/---

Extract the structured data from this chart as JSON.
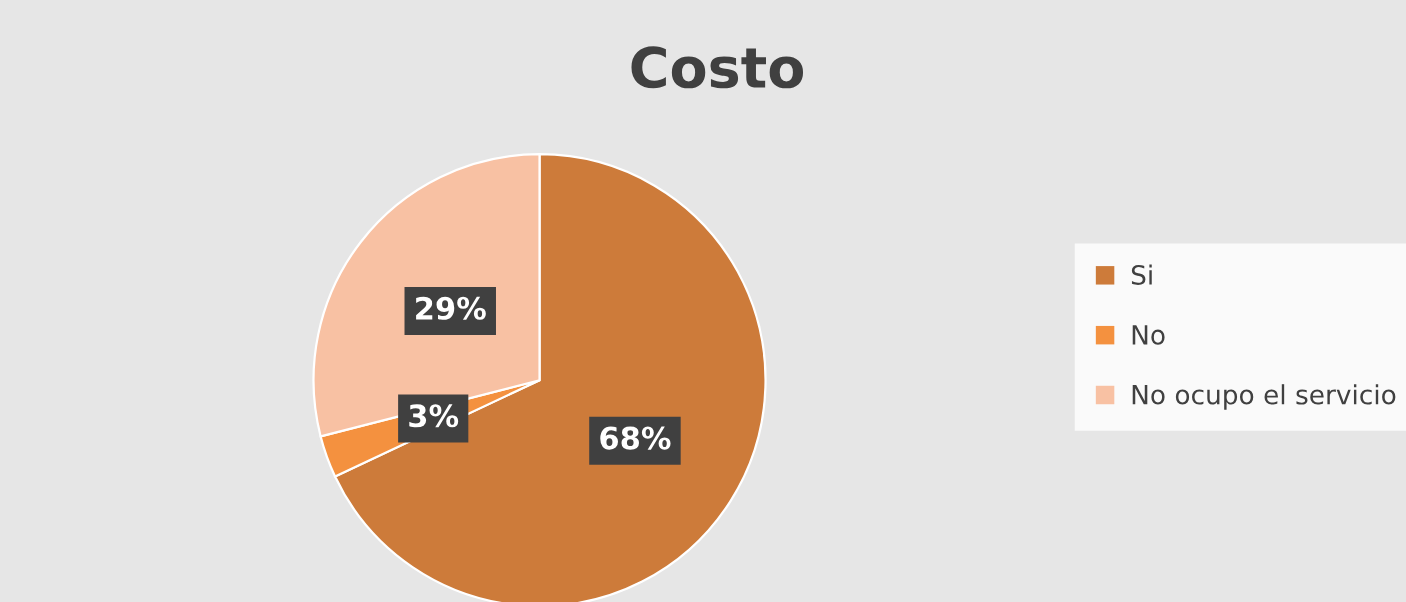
{
  "chart_data": {
    "type": "pie",
    "title": "Costo",
    "categories": [
      "Si",
      "No",
      "No ocupo el servicio"
    ],
    "values": [
      68,
      3,
      29
    ],
    "colors": [
      "#cd7b3a",
      "#f4913f",
      "#f8c1a3"
    ],
    "value_labels": [
      "68%",
      "3%",
      "29%"
    ],
    "legend": "right"
  }
}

\---

● **GIVEN PROBLEM**
Leave out the pictures and retype every line above exactly.

● **SOLUTION FOR THIS PROBLEM**
Extract the structured data from this chart as JSON.
{
  "chart_data": {
    "type": "pie",
    "title": "Costo",
    "categories": [
      "Si",
      "No",
      "No ocupo el servicio"
    ],
    "values": [
      68,
      3,
      29
    ],
    "colors": [
      "#cd7b3a",
      "#f4913f",
      "#f8c1a3"
    ],
    "value_labels": [
      "68%",
      "3%",
      "29%"
    ],
    "legend": "right"
  }
}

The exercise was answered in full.